Presenta todo el listado en forma de lista numerada, por favor, omitiendo las líneas en blanco.

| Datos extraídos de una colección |
========
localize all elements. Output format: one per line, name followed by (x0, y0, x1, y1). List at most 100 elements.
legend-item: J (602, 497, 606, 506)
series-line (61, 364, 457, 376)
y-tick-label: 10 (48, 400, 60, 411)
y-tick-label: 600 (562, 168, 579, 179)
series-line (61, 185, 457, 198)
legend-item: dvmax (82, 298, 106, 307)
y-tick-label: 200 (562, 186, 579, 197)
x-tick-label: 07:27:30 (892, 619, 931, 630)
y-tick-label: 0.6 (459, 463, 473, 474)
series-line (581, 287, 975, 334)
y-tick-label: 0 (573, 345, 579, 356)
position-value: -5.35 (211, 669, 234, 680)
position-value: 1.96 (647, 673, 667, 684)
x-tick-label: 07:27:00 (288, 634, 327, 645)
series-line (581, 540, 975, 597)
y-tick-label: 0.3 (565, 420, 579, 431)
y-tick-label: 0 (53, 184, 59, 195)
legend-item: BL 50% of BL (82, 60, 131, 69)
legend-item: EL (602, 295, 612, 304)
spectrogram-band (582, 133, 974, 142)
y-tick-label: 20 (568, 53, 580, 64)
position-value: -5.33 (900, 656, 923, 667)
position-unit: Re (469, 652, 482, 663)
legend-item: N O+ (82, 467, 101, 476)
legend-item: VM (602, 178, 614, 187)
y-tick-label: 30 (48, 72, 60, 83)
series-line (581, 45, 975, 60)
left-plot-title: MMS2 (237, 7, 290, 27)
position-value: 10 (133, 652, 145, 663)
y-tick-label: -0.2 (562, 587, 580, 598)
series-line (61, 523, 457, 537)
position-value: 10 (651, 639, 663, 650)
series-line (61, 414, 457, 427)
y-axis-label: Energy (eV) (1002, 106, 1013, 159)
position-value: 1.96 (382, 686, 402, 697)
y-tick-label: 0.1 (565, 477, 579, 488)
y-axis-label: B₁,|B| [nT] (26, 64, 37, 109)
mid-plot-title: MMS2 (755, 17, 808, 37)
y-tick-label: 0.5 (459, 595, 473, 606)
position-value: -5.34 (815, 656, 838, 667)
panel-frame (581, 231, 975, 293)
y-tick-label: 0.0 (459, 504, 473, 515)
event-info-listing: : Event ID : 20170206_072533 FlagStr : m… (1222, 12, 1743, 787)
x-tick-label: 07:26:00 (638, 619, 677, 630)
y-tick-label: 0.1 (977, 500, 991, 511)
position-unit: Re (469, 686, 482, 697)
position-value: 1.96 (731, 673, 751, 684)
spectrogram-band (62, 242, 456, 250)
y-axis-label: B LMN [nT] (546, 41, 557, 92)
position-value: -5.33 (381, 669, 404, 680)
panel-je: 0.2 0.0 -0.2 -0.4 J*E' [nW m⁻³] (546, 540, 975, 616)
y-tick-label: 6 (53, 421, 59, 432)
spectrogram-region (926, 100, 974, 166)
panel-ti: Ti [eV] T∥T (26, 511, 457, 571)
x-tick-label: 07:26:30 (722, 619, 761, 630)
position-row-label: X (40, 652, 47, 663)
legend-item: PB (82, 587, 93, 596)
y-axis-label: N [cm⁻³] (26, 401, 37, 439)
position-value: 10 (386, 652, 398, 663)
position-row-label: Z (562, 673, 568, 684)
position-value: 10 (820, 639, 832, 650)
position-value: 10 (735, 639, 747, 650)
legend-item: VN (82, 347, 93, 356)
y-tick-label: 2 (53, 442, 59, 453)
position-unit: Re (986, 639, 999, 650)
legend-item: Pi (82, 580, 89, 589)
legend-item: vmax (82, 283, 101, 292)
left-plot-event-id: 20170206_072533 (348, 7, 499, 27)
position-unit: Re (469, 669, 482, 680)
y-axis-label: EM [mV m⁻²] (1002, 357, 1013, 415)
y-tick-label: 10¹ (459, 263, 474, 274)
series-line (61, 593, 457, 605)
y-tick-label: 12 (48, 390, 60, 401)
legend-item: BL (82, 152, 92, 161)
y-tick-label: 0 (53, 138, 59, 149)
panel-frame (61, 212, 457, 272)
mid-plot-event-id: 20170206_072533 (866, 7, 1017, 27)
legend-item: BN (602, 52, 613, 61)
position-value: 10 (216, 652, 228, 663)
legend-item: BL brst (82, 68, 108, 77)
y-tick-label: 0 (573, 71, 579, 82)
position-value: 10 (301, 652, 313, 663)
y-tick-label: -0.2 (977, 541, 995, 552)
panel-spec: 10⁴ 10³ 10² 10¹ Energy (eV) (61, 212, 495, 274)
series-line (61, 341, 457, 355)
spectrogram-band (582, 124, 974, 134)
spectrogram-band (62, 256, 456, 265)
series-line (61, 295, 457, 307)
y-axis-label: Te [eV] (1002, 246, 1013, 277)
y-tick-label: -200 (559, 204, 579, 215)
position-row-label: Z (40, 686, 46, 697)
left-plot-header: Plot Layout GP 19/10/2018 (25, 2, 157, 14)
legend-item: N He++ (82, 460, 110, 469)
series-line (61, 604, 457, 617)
========
| Tarea resuelta |
1. localize all elements. Output format: one per line, name followed by (x0, y0, x1, y1). List at most 100 elements.
2. legend-item: J (602, 497, 606, 506)
3. series-line (61, 364, 457, 376)
4. y-tick-label: 10 (48, 400, 60, 411)
5. y-tick-label: 600 (562, 168, 579, 179)
6. series-line (61, 185, 457, 198)
7. legend-item: dvmax (82, 298, 106, 307)
8. y-tick-label: 200 (562, 186, 579, 197)
9. x-tick-label: 07:27:30 (892, 619, 931, 630)
10. y-tick-label: 0.6 (459, 463, 473, 474)
11. series-line (581, 287, 975, 334)
12. y-tick-label: 0 (573, 345, 579, 356)
13. position-value: -5.35 (211, 669, 234, 680)
14. position-value: 1.96 (647, 673, 667, 684)
15. x-tick-label: 07:27:00 (288, 634, 327, 645)
16. series-line (581, 540, 975, 597)
17. y-tick-label: 0.3 (565, 420, 579, 431)
18. y-tick-label: 0 (53, 184, 59, 195)
19. legend-item: BL 50% of BL (82, 60, 131, 69)
20. legend-item: EL (602, 295, 612, 304)
21. spectrogram-band (582, 133, 974, 142)
22. y-tick-label: 20 (568, 53, 580, 64)
23. position-value: -5.33 (900, 656, 923, 667)
24. position-unit: Re (469, 652, 482, 663)
25. legend-item: N O+ (82, 467, 101, 476)
26. legend-item: VM (602, 178, 614, 187)
27. y-tick-label: 30 (48, 72, 60, 83)
28. series-line (581, 45, 975, 60)
29. left-plot-title: MMS2 (237, 7, 290, 27)
30. position-value: 10 (133, 652, 145, 663)
31. y-tick-label: -0.2 (562, 587, 580, 598)
32. series-line (61, 523, 457, 537)
33. position-value: 10 (651, 639, 663, 650)
34. series-line (61, 414, 457, 427)
35. y-axis-label: Energy (eV) (1002, 106, 1013, 159)
36. position-value: 1.96 (382, 686, 402, 697)
37. y-tick-label: 0.1 (565, 477, 579, 488)
38. y-axis-label: B₁,|B| [nT] (26, 64, 37, 109)
39. mid-plot-title: MMS2 (755, 17, 808, 37)
40. y-tick-label: 0.5 (459, 595, 473, 606)
41. position-value: -5.34 (815, 656, 838, 667)
42. panel-frame (581, 231, 975, 293)
43. y-tick-label: 0.0 (459, 504, 473, 515)
44. event-info-listing: : Event ID : 20170206_072533 FlagStr : m… (1222, 12, 1743, 787)
45. x-tick-label: 07:26:00 (638, 619, 677, 630)
46. y-tick-label: 0.1 (977, 500, 991, 511)
47. position-unit: Re (469, 686, 482, 697)
48. position-value: 1.96 (731, 673, 751, 684)
49. spectrogram-band (62, 242, 456, 250)
50. y-axis-label: B LMN [nT] (546, 41, 557, 92)
51. position-value: -5.33 (381, 669, 404, 680)
52. panel-je: 0.2 0.0 -0.2 -0.4 J*E' [nW m⁻³] (546, 540, 975, 616)
53. y-tick-label: 6 (53, 421, 59, 432)
54. spectrogram-region (926, 100, 974, 166)
55. panel-ti: Ti [eV] T∥T (26, 511, 457, 571)
56. x-tick-label: 07:26:30 (722, 619, 761, 630)
57. position-row-label: X (40, 652, 47, 663)
58. legend-item: PB (82, 587, 93, 596)
59. y-axis-label: N [cm⁻³] (26, 401, 37, 439)
60. position-value: 10 (386, 652, 398, 663)
61. position-row-label: Z (562, 673, 568, 684)
62. position-value: 10 (820, 639, 832, 650)
63. position-value: 10 (735, 639, 747, 650)
64. legend-item: VN (82, 347, 93, 356)
65. y-tick-label: 2 (53, 442, 59, 453)
66. position-unit: Re (986, 639, 999, 650)
67. legend-item: Pi (82, 580, 89, 589)
68. legend-item: vmax (82, 283, 101, 292)
69. left-plot-event-id: 20170206_072533 (348, 7, 499, 27)
70. position-unit: Re (469, 669, 482, 680)
71. y-axis-label: EM [mV m⁻²] (1002, 357, 1013, 415)
72. y-tick-label: 10¹ (459, 263, 474, 274)
73. series-line (61, 593, 457, 605)
74. y-tick-label: 12 (48, 390, 60, 401)
75. legend-item: BL (82, 152, 92, 161)
76. y-tick-label: 0 (53, 138, 59, 149)
77. panel-frame (61, 212, 457, 272)
78. mid-plot-event-id: 20170206_072533 (866, 7, 1017, 27)
79. legend-item: BN (602, 52, 613, 61)
80. position-value: 10 (216, 652, 228, 663)
81. legend-item: BL brst (82, 68, 108, 77)
82. y-tick-label: 0 (573, 71, 579, 82)
83. position-value: 10 (301, 652, 313, 663)
84. y-tick-label: -0.2 (977, 541, 995, 552)
85. panel-spec: 10⁴ 10³ 10² 10¹ Energy (eV) (61, 212, 495, 274)
86. series-line (61, 341, 457, 355)
87. spectrogram-band (582, 124, 974, 134)
88. spectrogram-band (62, 256, 456, 265)
89. series-line (61, 295, 457, 307)
90. y-axis-label: Te [eV] (1002, 246, 1013, 277)
91. y-tick-label: -200 (559, 204, 579, 215)
92. position-row-label: Z (40, 686, 46, 697)
93. left-plot-header: Plot Layout GP 19/10/2018 (25, 2, 157, 14)
94. legend-item: N He++ (82, 460, 110, 469)
95. series-line (61, 604, 457, 617)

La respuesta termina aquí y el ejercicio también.